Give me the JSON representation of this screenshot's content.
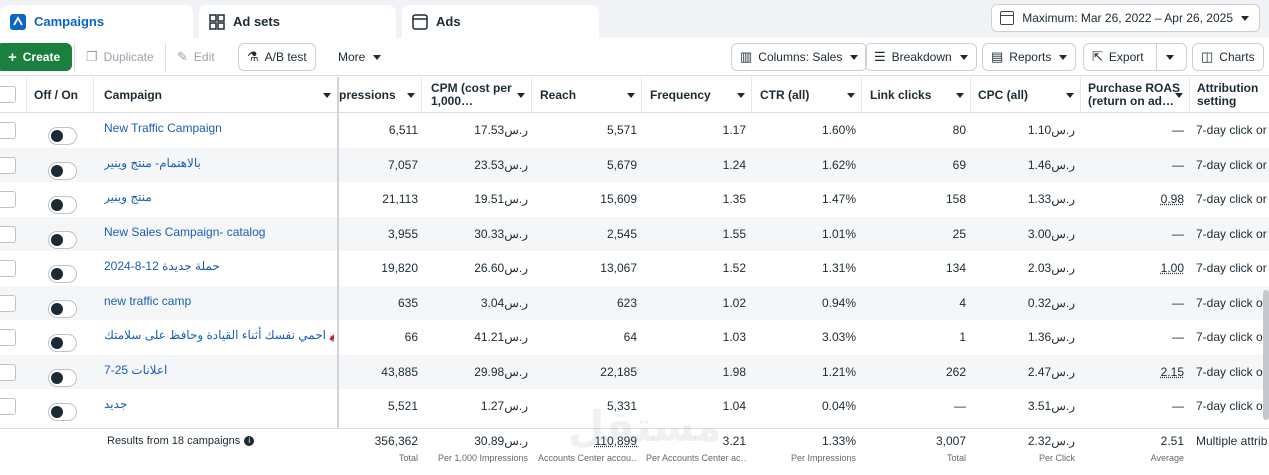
{
  "tabs": [
    {
      "label": "Campaigns",
      "active": true,
      "icon": "campaign-icon"
    },
    {
      "label": "Ad sets",
      "active": false,
      "icon": "adsets-grid-icon"
    },
    {
      "label": "Ads",
      "active": false,
      "icon": "ads-square-icon"
    }
  ],
  "date_range": "Maximum: Mar 26, 2022 – Apr 26, 2025",
  "toolbar": {
    "create": "Create",
    "duplicate": "Duplicate",
    "edit": "Edit",
    "ab_test": "A/B test",
    "more": "More",
    "columns": "Columns: Sales",
    "breakdown": "Breakdown",
    "reports": "Reports",
    "export": "Export",
    "charts": "Charts"
  },
  "columns": {
    "off_on": "Off / On",
    "campaign": "Campaign",
    "impressions": "pressions",
    "cpm": "CPM (cost per",
    "cpm2": "1,000…",
    "reach": "Reach",
    "frequency": "Frequency",
    "ctr": "CTR (all)",
    "link_clicks": "Link clicks",
    "cpc": "CPC (all)",
    "roas": "Purchase ROAS",
    "roas2": "(return on ad…",
    "attribution": "Attribution",
    "attribution2": "setting"
  },
  "rows": [
    {
      "name": "New Traffic Campaign",
      "impressions": "6,511",
      "cpm": "17.53ر.س",
      "reach": "5,571",
      "frequency": "1.17",
      "ctr": "1.60%",
      "link_clicks": "80",
      "cpc": "1.10ر.س",
      "roas": "—",
      "attribution": "7-day click or …"
    },
    {
      "name": "بالاهتمام- منتج وينير",
      "impressions": "7,057",
      "cpm": "23.53ر.س",
      "reach": "5,679",
      "frequency": "1.24",
      "ctr": "1.62%",
      "link_clicks": "69",
      "cpc": "1.46ر.س",
      "roas": "—",
      "attribution": "7-day click or …"
    },
    {
      "name": "منتج وينير",
      "impressions": "21,113",
      "cpm": "19.51ر.س",
      "reach": "15,609",
      "frequency": "1.35",
      "ctr": "1.47%",
      "link_clicks": "158",
      "cpc": "1.33ر.س",
      "roas": "0.98",
      "attribution": "7-day click or …"
    },
    {
      "name": "New Sales Campaign- catalog",
      "impressions": "3,955",
      "cpm": "30.33ر.س",
      "reach": "2,545",
      "frequency": "1.55",
      "ctr": "1.01%",
      "link_clicks": "25",
      "cpc": "3.00ر.س",
      "roas": "—",
      "attribution": "7-day click or …"
    },
    {
      "name": "حملة جديدة 12-8-2024",
      "impressions": "19,820",
      "cpm": "26.60ر.س",
      "reach": "13,067",
      "frequency": "1.52",
      "ctr": "1.31%",
      "link_clicks": "134",
      "cpc": "2.03ر.س",
      "roas": "1.00",
      "attribution": "7-day click or …"
    },
    {
      "name": "new traffic camp",
      "impressions": "635",
      "cpm": "3.04ر.س",
      "reach": "623",
      "frequency": "1.02",
      "ctr": "0.94%",
      "link_clicks": "4",
      "cpc": "0.32ر.س",
      "roas": "—",
      "attribution": "7-day click or …"
    },
    {
      "name": "احمي نفسك أثناء القيادة وحافظ على سلامتك 🚗🚗",
      "impressions": "66",
      "cpm": "41.21ر.س",
      "reach": "64",
      "frequency": "1.03",
      "ctr": "3.03%",
      "link_clicks": "1",
      "cpc": "1.36ر.س",
      "roas": "—",
      "attribution": "7-day click or …"
    },
    {
      "name": "اعلانات 25-7",
      "impressions": "43,885",
      "cpm": "29.98ر.س",
      "reach": "22,185",
      "frequency": "1.98",
      "ctr": "1.21%",
      "link_clicks": "262",
      "cpc": "2.47ر.س",
      "roas": "2.15",
      "attribution": "7-day click or …"
    },
    {
      "name": "جديد",
      "impressions": "5,521",
      "cpm": "1.27ر.س",
      "reach": "5,331",
      "frequency": "1.04",
      "ctr": "0.04%",
      "link_clicks": "—",
      "cpc": "3.51ر.س",
      "roas": "—",
      "attribution": "7-day click or …"
    }
  ],
  "footer": {
    "results": "Results from 18 campaigns",
    "impressions": "356,362",
    "impressions_sub": "Total",
    "cpm": "30.89ر.س",
    "cpm_sub": "Per 1,000 Impressions",
    "reach": "110,899",
    "reach_sub": "Accounts Center accou…",
    "frequency": "3.21",
    "frequency_sub": "Per Accounts Center ac…",
    "ctr": "1.33%",
    "ctr_sub": "Per Impressions",
    "link_clicks": "3,007",
    "link_clicks_sub": "Total",
    "cpc": "2.32ر.س",
    "cpc_sub": "Per Click",
    "roas": "2.51",
    "roas_sub": "Average",
    "attribution": "Multiple attrib…"
  },
  "watermark": "مستقل",
  "colors": {
    "accent": "#0a66c2",
    "create": "#1b7f3d",
    "link": "#1a5fb4"
  }
}
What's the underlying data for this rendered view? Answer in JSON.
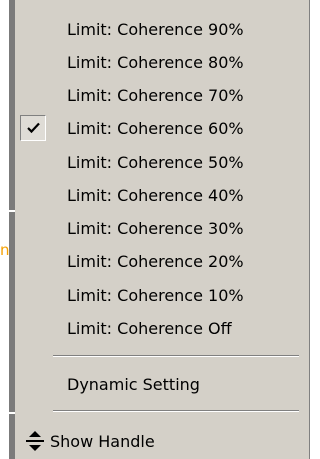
{
  "menu": {
    "limit_items": [
      {
        "label": "Limit: Coherence 90%",
        "checked": false
      },
      {
        "label": "Limit: Coherence 80%",
        "checked": false
      },
      {
        "label": "Limit: Coherence 70%",
        "checked": false
      },
      {
        "label": "Limit: Coherence 60%",
        "checked": true
      },
      {
        "label": "Limit: Coherence 50%",
        "checked": false
      },
      {
        "label": "Limit: Coherence 40%",
        "checked": false
      },
      {
        "label": "Limit: Coherence 30%",
        "checked": false
      },
      {
        "label": "Limit: Coherence 20%",
        "checked": false
      },
      {
        "label": "Limit: Coherence 10%",
        "checked": false
      },
      {
        "label": "Limit: Coherence Off",
        "checked": false
      }
    ],
    "dynamic_setting": {
      "label": "Dynamic Setting"
    },
    "show_handle": {
      "label": "Show Handle",
      "icon": "resize-vertical-icon"
    }
  },
  "icons": {
    "checked_item": "checkmark-icon"
  },
  "colors": {
    "menu_bg": "#d4d0c8",
    "separator_dark": "#808080",
    "separator_light": "#ffffff",
    "background_accent": "#f5a000"
  }
}
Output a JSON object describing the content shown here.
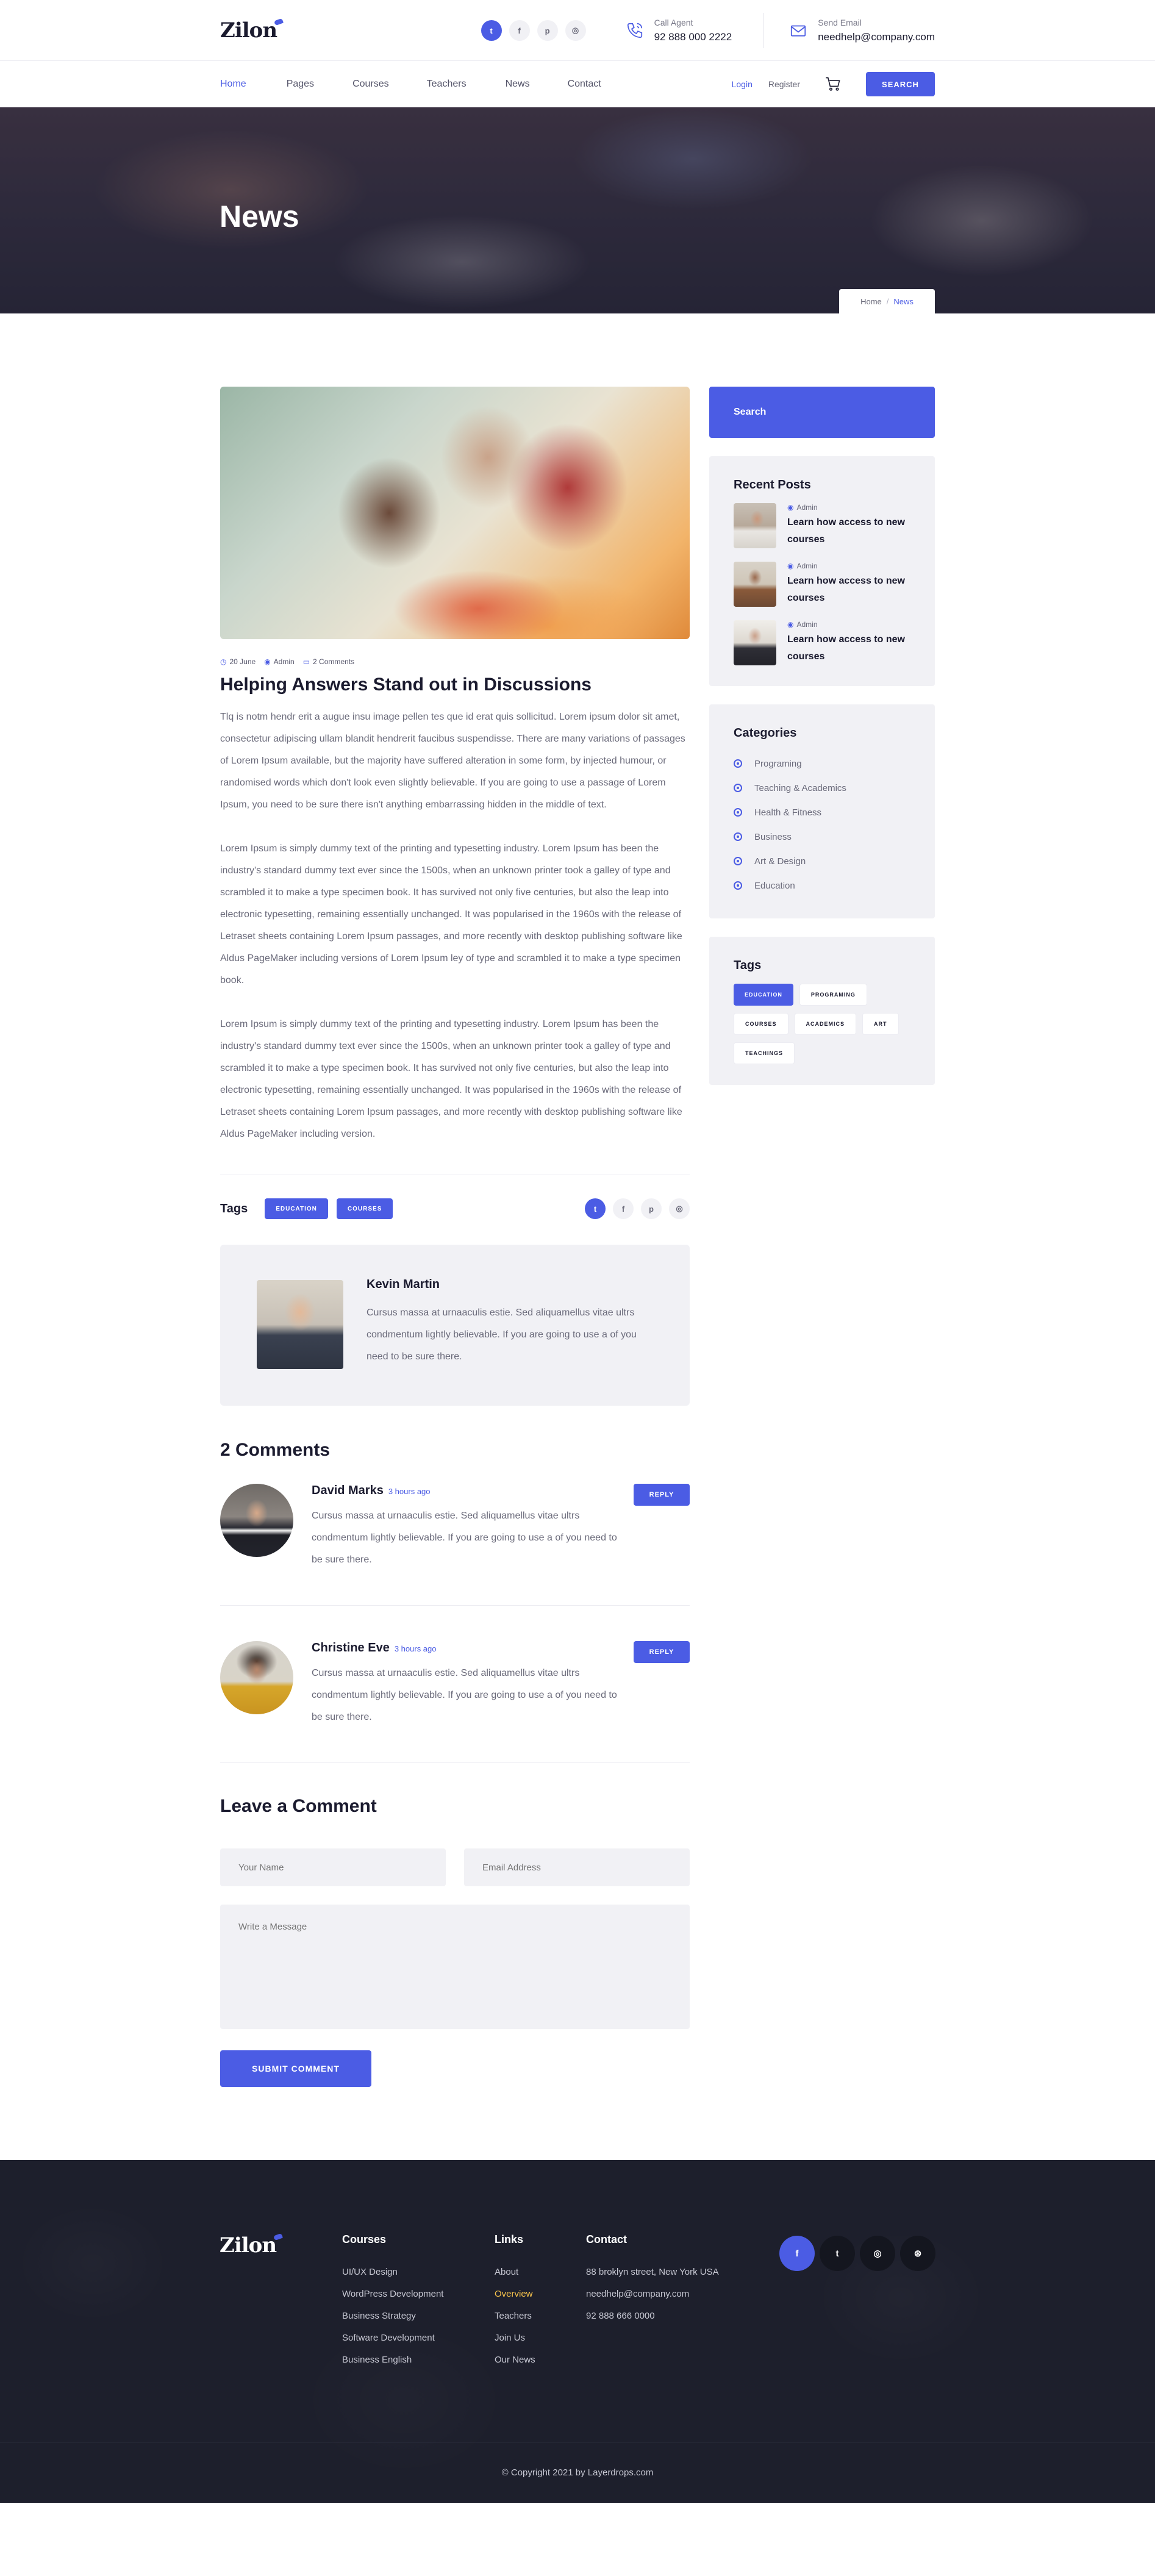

→ Task description:
Reproduce the records above exactly, leaving out every picture they contain.

→ Final answer:
Give me the JSON representation of this screenshot's content.
{
  "tabs": [
    {
      "label": "Campaigns",
      "active": true,
      "icon": "campaign-icon"
    },
    {
      "label": "Ad sets",
      "active": false,
      "icon": "adsets-grid-icon"
    },
    {
      "label": "Ads",
      "active": false,
      "icon": "ads-square-icon"
    }
  ],
  "date_range": "Maximum: Mar 26, 2022 – Apr 26, 2025",
  "toolbar": {
    "create": "Create",
    "duplicate": "Duplicate",
    "edit": "Edit",
    "ab_test": "A/B test",
    "more": "More",
    "columns": "Columns: Sales",
    "breakdown": "Breakdown",
    "reports": "Reports",
    "export": "Export",
    "charts": "Charts"
  },
  "columns": {
    "off_on": "Off / On",
    "campaign": "Campaign",
    "impressions": "pressions",
    "cpm": "CPM (cost per",
    "cpm2": "1,000…",
    "reach": "Reach",
    "frequency": "Frequency",
    "ctr": "CTR (all)",
    "link_clicks": "Link clicks",
    "cpc": "CPC (all)",
    "roas": "Purchase ROAS",
    "roas2": "(return on ad…",
    "attribution": "Attribution",
    "attribution2": "setting"
  },
  "rows": [
    {
      "name": "New Traffic Campaign",
      "impressions": "6,511",
      "cpm": "17.53ر.س",
      "reach": "5,571",
      "frequency": "1.17",
      "ctr": "1.60%",
      "link_clicks": "80",
      "cpc": "1.10ر.س",
      "roas": "—",
      "attribution": "7-day click or …"
    },
    {
      "name": "بالاهتمام- منتج وينير",
      "impressions": "7,057",
      "cpm": "23.53ر.س",
      "reach": "5,679",
      "frequency": "1.24",
      "ctr": "1.62%",
      "link_clicks": "69",
      "cpc": "1.46ر.س",
      "roas": "—",
      "attribution": "7-day click or …"
    },
    {
      "name": "منتج وينير",
      "impressions": "21,113",
      "cpm": "19.51ر.س",
      "reach": "15,609",
      "frequency": "1.35",
      "ctr": "1.47%",
      "link_clicks": "158",
      "cpc": "1.33ر.س",
      "roas": "0.98",
      "attribution": "7-day click or …"
    },
    {
      "name": "New Sales Campaign- catalog",
      "impressions": "3,955",
      "cpm": "30.33ر.س",
      "reach": "2,545",
      "frequency": "1.55",
      "ctr": "1.01%",
      "link_clicks": "25",
      "cpc": "3.00ر.س",
      "roas": "—",
      "attribution": "7-day click or …"
    },
    {
      "name": "حملة جديدة 12-8-2024",
      "impressions": "19,820",
      "cpm": "26.60ر.س",
      "reach": "13,067",
      "frequency": "1.52",
      "ctr": "1.31%",
      "link_clicks": "134",
      "cpc": "2.03ر.س",
      "roas": "1.00",
      "attribution": "7-day click or …"
    },
    {
      "name": "new traffic camp",
      "impressions": "635",
      "cpm": "3.04ر.س",
      "reach": "623",
      "frequency": "1.02",
      "ctr": "0.94%",
      "link_clicks": "4",
      "cpc": "0.32ر.س",
      "roas": "—",
      "attribution": "7-day click or …"
    },
    {
      "name": "احمي نفسك أثناء القيادة وحافظ على سلامتك 🚗🚗",
      "impressions": "66",
      "cpm": "41.21ر.س",
      "reach": "64",
      "frequency": "1.03",
      "ctr": "3.03%",
      "link_clicks": "1",
      "cpc": "1.36ر.س",
      "roas": "—",
      "attribution": "7-day click or …"
    },
    {
      "name": "اعلانات 25-7",
      "impressions": "43,885",
      "cpm": "29.98ر.س",
      "reach": "22,185",
      "frequency": "1.98",
      "ctr": "1.21%",
      "link_clicks": "262",
      "cpc": "2.47ر.س",
      "roas": "2.15",
      "attribution": "7-day click or …"
    },
    {
      "name": "جديد",
      "impressions": "5,521",
      "cpm": "1.27ر.س",
      "reach": "5,331",
      "frequency": "1.04",
      "ctr": "0.04%",
      "link_clicks": "—",
      "cpc": "3.51ر.س",
      "roas": "—",
      "attribution": "7-day click or …"
    }
  ],
  "footer": {
    "results": "Results from 18 campaigns",
    "impressions": "356,362",
    "impressions_sub": "Total",
    "cpm": "30.89ر.س",
    "cpm_sub": "Per 1,000 Impressions",
    "reach": "110,899",
    "reach_sub": "Accounts Center accou…",
    "frequency": "3.21",
    "frequency_sub": "Per Accounts Center ac…",
    "ctr": "1.33%",
    "ctr_sub": "Per Impressions",
    "link_clicks": "3,007",
    "link_clicks_sub": "Total",
    "cpc": "2.32ر.س",
    "cpc_sub": "Per Click",
    "roas": "2.51",
    "roas_sub": "Average",
    "attribution": "Multiple attrib…"
  },
  "watermark": "مستقل",
  "colors": {
    "accent": "#0a66c2",
    "create": "#1b7f3d",
    "link": "#1a5fb4"
  }
}
What's the underlying data for this rendered view? Answer in JSON.
{
  "menu": {
    "limit_items": [
      {
        "label": "Limit: Coherence 90%",
        "checked": false
      },
      {
        "label": "Limit: Coherence 80%",
        "checked": false
      },
      {
        "label": "Limit: Coherence 70%",
        "checked": false
      },
      {
        "label": "Limit: Coherence 60%",
        "checked": true
      },
      {
        "label": "Limit: Coherence 50%",
        "checked": false
      },
      {
        "label": "Limit: Coherence 40%",
        "checked": false
      },
      {
        "label": "Limit: Coherence 30%",
        "checked": false
      },
      {
        "label": "Limit: Coherence 20%",
        "checked": false
      },
      {
        "label": "Limit: Coherence 10%",
        "checked": false
      },
      {
        "label": "Limit: Coherence Off",
        "checked": false
      }
    ],
    "dynamic_setting": {
      "label": "Dynamic Setting"
    },
    "show_handle": {
      "label": "Show Handle",
      "icon": "resize-vertical-icon"
    }
  },
  "icons": {
    "checked_item": "checkmark-icon"
  },
  "colors": {
    "menu_bg": "#d4d0c8",
    "separator_dark": "#808080",
    "separator_light": "#ffffff",
    "background_accent": "#f5a000"
  }
}
Output a JSON object describing the content shown here.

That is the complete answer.